**PROBLEM DETAILS**: Scan the data below for the string "BANCA". Show every line where it turns up.

--- Start ---

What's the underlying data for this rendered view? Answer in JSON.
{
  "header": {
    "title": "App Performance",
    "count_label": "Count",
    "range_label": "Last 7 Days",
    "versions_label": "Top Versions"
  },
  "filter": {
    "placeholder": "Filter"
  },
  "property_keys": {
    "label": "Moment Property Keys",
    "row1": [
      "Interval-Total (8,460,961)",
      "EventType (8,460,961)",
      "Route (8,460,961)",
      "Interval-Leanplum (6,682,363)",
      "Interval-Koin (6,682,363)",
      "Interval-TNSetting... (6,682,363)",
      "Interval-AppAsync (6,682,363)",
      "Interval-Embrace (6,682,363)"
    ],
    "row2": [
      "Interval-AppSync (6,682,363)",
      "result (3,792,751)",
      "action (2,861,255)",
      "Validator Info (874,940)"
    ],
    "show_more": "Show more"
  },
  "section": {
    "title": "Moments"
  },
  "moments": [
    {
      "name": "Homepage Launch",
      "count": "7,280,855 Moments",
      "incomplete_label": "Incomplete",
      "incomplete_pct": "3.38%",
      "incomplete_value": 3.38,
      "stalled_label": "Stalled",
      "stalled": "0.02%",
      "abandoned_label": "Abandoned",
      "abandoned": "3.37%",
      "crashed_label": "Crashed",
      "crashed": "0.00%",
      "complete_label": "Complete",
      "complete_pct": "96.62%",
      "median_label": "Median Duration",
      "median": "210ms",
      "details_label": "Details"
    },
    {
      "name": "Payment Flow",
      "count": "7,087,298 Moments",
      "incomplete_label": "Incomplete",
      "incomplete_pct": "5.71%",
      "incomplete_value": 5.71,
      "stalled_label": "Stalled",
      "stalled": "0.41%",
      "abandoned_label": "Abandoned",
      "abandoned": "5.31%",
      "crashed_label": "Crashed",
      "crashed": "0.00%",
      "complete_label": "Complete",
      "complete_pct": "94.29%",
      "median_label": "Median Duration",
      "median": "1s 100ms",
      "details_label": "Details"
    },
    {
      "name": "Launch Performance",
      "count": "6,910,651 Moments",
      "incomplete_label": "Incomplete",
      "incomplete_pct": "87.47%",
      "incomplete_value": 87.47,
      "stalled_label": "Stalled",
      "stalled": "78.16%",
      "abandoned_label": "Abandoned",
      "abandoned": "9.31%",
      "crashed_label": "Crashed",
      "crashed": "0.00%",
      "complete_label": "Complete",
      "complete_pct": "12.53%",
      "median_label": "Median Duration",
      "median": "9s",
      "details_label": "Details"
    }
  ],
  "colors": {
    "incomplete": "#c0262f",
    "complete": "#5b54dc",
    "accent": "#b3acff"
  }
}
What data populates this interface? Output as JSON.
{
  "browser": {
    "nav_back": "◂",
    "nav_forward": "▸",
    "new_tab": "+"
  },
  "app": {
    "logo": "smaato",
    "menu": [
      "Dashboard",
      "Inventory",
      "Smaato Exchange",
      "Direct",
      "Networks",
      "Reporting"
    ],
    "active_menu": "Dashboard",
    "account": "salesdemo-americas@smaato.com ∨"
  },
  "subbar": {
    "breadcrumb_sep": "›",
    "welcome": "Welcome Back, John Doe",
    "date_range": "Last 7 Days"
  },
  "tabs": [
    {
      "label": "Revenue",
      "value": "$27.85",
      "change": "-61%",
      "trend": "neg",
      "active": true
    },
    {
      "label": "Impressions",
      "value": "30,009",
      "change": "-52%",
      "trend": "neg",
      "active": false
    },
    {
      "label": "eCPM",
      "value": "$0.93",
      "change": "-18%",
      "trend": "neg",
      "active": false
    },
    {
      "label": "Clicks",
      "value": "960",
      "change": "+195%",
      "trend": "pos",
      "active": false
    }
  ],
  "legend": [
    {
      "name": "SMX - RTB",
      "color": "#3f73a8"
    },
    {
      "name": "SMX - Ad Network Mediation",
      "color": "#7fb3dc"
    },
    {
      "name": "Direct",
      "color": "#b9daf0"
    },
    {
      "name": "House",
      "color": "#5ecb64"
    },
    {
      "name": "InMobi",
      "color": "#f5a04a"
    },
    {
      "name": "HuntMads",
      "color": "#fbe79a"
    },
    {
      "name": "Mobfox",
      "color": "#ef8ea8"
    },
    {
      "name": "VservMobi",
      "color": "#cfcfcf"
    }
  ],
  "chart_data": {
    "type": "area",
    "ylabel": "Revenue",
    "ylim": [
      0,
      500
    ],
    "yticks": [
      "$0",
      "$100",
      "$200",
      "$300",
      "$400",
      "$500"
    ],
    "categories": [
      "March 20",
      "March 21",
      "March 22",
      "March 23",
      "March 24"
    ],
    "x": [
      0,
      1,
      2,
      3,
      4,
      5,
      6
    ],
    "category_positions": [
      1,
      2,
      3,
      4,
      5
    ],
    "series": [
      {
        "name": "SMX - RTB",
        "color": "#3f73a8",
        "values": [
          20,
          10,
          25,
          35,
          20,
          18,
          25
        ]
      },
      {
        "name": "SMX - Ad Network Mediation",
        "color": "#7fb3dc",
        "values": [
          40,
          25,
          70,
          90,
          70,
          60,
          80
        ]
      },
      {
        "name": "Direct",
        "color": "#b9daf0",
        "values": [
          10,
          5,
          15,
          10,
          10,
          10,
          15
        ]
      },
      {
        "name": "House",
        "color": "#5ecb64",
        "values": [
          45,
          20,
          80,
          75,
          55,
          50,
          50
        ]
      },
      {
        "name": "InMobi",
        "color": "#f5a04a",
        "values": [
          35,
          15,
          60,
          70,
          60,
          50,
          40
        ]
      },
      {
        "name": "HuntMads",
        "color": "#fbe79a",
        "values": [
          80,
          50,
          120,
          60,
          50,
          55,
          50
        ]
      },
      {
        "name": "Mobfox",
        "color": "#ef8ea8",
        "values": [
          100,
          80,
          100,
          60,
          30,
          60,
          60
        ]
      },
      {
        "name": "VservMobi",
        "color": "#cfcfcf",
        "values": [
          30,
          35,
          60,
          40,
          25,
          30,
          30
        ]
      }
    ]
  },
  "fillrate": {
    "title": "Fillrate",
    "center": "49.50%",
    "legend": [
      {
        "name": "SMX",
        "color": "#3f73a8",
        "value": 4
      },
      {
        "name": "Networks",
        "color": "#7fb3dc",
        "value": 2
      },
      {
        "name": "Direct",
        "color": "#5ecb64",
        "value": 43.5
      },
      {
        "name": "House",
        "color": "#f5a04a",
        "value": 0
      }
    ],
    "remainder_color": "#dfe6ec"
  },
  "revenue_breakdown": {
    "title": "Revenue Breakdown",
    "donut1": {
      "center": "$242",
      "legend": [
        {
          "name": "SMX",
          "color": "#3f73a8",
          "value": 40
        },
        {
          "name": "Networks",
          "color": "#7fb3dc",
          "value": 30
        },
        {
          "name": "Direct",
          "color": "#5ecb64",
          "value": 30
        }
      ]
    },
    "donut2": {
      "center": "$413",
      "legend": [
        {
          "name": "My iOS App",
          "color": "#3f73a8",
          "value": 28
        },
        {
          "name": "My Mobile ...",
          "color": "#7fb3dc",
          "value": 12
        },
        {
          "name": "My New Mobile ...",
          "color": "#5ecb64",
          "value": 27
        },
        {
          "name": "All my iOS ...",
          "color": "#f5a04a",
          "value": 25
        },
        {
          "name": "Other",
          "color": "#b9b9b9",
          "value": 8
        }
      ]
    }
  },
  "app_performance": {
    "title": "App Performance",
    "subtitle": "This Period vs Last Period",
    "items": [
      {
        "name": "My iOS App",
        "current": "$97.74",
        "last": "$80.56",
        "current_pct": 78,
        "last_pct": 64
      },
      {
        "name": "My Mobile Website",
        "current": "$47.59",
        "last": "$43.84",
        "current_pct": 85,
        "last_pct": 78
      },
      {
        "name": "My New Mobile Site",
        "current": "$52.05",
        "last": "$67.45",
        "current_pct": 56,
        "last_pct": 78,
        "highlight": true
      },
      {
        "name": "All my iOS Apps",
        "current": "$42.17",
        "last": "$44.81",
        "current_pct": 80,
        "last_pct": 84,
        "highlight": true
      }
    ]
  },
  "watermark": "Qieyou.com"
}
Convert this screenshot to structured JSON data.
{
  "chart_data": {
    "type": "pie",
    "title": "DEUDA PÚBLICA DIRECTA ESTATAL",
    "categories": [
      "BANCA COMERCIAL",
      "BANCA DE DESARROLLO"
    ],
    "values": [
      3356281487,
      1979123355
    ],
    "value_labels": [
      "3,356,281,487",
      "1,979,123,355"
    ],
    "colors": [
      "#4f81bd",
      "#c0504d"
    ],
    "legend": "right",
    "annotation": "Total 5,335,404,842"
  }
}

--- End ---

**ANSWER TO THIS EXERCISE**:
      "BANCA COMERCIAL",
      "BANCA DE DESARROLLO"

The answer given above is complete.